The task: In the data below, find each line containing the string "JSON" and return it.

Records supplied:
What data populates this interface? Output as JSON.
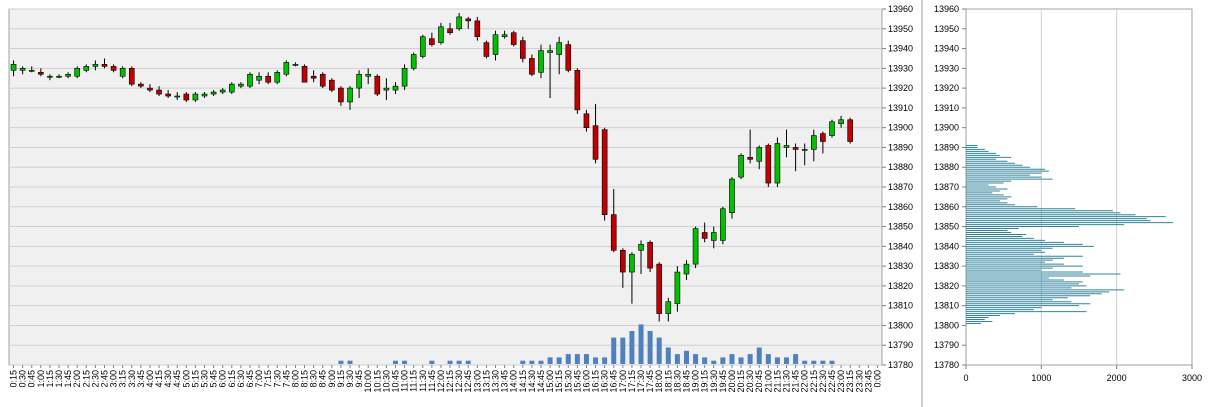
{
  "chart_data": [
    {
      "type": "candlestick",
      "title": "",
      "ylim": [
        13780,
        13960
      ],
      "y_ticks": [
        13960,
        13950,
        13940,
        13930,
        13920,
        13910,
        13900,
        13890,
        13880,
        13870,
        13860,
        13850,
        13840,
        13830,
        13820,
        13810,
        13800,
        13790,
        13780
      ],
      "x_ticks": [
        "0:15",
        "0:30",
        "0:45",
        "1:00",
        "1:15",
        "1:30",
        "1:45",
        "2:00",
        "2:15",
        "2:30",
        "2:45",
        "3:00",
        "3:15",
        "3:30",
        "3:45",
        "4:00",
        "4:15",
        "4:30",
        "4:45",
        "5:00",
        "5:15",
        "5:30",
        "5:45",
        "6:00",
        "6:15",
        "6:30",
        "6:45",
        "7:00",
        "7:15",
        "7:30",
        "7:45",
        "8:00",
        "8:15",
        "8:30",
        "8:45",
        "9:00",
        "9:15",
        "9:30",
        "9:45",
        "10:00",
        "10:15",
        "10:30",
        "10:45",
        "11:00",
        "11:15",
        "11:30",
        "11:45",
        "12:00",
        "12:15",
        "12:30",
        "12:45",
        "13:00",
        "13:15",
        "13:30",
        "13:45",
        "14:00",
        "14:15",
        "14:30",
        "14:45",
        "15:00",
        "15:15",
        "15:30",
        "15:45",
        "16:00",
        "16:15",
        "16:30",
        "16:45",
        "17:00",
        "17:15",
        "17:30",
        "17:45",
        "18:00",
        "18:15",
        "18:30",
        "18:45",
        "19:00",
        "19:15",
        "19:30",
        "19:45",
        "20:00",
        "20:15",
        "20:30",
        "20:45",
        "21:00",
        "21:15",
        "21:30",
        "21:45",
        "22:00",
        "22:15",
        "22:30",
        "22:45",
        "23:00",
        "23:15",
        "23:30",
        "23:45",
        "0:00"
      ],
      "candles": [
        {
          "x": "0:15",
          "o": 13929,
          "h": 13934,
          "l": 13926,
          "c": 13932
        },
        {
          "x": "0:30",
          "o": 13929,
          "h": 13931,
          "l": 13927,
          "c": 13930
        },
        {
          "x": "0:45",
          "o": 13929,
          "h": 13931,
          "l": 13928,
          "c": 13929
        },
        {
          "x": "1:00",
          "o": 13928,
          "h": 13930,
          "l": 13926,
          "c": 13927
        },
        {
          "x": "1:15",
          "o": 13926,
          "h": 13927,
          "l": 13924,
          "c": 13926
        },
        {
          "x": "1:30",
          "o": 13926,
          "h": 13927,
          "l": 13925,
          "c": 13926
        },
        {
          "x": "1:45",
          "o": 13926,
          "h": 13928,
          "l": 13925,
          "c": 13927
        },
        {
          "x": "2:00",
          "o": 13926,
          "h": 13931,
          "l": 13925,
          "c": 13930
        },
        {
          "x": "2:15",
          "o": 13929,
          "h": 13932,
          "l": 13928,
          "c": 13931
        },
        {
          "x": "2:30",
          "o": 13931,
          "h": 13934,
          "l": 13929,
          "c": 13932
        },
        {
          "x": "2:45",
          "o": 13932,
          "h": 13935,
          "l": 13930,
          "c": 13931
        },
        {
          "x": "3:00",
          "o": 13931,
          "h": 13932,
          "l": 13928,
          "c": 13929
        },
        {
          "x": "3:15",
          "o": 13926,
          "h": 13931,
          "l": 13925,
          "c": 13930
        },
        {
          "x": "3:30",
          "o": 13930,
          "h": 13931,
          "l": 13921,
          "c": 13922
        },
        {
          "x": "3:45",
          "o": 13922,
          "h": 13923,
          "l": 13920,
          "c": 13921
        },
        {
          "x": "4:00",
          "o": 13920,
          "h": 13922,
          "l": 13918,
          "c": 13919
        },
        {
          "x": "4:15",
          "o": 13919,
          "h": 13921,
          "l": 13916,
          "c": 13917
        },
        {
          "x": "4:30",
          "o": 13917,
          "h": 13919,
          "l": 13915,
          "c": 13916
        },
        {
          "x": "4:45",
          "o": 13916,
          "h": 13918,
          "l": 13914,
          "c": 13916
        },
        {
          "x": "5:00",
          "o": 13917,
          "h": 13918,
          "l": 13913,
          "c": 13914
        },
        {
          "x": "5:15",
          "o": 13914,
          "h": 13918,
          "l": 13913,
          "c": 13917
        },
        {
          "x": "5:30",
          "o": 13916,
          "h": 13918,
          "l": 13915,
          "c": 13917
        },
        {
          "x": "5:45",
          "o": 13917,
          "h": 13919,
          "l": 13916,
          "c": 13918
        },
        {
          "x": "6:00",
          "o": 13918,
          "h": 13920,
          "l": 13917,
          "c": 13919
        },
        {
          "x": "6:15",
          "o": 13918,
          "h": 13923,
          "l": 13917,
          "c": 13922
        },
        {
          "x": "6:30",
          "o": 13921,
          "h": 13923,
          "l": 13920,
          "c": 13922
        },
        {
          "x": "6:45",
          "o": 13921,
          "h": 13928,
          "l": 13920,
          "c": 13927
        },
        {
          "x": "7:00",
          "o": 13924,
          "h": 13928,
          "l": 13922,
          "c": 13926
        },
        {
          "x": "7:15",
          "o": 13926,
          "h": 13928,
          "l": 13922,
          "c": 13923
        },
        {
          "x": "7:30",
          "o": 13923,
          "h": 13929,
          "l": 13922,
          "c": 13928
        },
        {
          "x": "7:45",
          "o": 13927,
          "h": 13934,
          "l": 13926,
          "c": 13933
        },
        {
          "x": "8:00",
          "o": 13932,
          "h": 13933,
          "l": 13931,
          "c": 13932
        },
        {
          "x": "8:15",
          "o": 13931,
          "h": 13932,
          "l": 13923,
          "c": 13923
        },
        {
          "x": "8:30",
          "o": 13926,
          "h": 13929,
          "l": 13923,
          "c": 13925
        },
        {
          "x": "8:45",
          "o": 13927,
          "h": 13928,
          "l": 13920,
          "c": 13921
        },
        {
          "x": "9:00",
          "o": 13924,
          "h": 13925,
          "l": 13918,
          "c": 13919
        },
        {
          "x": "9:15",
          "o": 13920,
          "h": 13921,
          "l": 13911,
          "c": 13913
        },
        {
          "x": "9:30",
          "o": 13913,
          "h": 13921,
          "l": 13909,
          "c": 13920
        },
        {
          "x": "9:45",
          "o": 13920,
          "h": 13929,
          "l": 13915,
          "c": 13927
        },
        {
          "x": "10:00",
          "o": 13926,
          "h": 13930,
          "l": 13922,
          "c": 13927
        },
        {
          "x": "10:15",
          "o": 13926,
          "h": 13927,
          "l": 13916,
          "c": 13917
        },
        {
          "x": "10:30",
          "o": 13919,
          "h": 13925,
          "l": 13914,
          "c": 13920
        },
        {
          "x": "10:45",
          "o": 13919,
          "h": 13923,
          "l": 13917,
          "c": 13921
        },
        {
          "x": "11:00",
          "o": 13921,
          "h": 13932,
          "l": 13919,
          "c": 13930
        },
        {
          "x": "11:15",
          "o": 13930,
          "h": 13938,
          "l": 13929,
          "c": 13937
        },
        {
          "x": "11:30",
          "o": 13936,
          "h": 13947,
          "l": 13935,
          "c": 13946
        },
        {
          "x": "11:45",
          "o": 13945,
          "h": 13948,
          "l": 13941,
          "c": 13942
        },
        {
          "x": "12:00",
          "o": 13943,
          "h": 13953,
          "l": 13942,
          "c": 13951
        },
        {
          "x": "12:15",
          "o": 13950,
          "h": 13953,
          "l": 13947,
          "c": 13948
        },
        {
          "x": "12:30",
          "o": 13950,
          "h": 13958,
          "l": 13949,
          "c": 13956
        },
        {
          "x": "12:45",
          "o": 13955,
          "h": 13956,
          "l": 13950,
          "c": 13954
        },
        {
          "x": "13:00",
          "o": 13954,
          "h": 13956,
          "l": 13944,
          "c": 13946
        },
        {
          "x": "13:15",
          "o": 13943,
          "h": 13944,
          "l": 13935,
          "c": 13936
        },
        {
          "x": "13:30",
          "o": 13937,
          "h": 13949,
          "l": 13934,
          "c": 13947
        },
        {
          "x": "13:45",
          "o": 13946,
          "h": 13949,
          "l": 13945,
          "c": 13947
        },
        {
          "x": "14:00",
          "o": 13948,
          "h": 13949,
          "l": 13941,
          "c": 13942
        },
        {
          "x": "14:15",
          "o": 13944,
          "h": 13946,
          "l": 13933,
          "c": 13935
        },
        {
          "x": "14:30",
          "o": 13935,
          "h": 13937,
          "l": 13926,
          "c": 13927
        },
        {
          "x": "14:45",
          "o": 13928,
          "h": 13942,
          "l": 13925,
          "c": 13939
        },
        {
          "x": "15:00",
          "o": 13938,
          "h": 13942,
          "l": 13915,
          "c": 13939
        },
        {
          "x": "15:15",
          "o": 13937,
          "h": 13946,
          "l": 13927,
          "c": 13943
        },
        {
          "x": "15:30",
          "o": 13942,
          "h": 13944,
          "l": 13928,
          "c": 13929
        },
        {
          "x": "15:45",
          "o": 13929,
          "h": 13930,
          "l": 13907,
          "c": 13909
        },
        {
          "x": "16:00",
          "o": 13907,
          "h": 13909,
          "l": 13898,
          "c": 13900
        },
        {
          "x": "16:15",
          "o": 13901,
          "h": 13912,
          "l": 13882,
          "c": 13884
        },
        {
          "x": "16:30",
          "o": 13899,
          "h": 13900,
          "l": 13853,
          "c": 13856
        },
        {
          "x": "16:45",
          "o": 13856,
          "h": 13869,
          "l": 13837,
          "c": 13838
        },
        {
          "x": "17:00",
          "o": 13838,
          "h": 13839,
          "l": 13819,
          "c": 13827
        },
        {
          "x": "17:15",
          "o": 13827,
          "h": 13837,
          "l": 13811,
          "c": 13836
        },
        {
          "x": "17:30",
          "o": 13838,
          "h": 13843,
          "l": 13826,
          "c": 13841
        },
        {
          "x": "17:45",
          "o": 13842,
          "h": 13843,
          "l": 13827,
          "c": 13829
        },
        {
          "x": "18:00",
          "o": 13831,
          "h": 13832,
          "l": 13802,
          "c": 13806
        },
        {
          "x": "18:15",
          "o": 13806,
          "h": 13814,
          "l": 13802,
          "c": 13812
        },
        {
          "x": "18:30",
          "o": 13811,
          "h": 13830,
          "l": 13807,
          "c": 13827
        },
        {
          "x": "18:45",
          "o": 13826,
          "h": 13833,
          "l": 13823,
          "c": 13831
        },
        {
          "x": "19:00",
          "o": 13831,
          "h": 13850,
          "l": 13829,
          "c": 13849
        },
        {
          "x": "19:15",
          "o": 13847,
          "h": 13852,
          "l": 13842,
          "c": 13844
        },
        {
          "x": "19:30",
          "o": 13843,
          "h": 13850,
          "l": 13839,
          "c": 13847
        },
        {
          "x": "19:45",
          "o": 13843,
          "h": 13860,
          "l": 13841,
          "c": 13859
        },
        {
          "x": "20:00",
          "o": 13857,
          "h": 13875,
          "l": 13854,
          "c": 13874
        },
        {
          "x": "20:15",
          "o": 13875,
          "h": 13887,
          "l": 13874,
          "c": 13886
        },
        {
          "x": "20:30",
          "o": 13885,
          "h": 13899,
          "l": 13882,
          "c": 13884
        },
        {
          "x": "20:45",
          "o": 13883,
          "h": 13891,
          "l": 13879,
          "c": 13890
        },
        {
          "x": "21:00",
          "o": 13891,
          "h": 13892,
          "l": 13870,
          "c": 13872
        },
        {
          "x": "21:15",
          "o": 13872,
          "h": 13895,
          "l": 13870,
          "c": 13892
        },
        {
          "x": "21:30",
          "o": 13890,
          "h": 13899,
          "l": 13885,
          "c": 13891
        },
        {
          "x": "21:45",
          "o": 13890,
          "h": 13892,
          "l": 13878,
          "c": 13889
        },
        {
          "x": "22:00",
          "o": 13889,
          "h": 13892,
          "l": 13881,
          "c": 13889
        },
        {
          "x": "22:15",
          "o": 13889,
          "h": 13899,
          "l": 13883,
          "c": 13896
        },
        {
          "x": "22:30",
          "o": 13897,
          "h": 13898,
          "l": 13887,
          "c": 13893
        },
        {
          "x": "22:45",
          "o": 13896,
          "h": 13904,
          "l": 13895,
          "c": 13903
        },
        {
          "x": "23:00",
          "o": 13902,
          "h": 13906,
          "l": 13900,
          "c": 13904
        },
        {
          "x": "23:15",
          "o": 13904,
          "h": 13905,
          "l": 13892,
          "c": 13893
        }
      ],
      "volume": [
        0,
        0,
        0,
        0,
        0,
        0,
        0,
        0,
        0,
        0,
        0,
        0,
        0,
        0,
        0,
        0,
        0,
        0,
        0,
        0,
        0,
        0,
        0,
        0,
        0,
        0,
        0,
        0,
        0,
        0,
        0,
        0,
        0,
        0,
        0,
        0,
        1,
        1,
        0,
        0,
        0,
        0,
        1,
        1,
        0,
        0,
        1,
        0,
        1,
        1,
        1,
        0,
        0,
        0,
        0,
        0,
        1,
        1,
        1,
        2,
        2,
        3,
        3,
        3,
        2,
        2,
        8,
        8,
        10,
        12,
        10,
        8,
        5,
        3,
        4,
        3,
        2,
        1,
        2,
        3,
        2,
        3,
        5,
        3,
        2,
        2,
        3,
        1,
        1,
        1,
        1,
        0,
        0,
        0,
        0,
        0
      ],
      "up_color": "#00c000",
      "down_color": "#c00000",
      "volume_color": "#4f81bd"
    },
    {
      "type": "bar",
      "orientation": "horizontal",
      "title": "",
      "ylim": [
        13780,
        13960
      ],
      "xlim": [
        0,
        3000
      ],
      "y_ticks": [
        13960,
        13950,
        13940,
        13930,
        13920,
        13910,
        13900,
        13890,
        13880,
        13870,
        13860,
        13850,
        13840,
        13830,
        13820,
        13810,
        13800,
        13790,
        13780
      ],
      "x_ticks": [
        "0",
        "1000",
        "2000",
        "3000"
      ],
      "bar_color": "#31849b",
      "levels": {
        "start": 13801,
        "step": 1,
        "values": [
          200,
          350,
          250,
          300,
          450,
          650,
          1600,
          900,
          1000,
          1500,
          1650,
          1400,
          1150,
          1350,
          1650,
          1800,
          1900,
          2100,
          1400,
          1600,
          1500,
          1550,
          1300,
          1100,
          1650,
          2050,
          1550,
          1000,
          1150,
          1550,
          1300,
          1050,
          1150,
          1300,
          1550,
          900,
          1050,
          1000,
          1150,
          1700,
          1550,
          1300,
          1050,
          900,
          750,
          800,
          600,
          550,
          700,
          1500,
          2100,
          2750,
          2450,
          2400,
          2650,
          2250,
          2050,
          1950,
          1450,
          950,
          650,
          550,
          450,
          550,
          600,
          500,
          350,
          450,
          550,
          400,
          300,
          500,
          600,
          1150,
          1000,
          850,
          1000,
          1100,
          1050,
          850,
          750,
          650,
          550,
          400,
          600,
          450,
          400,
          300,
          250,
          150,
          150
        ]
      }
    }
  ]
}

...

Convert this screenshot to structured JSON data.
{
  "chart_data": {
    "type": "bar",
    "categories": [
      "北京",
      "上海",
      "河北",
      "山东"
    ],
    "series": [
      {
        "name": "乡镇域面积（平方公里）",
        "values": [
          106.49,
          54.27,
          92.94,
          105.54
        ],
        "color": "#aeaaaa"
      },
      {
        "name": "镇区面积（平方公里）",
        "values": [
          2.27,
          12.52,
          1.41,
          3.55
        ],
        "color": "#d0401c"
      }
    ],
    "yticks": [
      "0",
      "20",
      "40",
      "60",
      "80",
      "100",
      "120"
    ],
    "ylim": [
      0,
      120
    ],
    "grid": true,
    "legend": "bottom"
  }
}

Response to this exercise:
What data populates this interface? Output as JSON.
Convert this screenshot to structured JSON data.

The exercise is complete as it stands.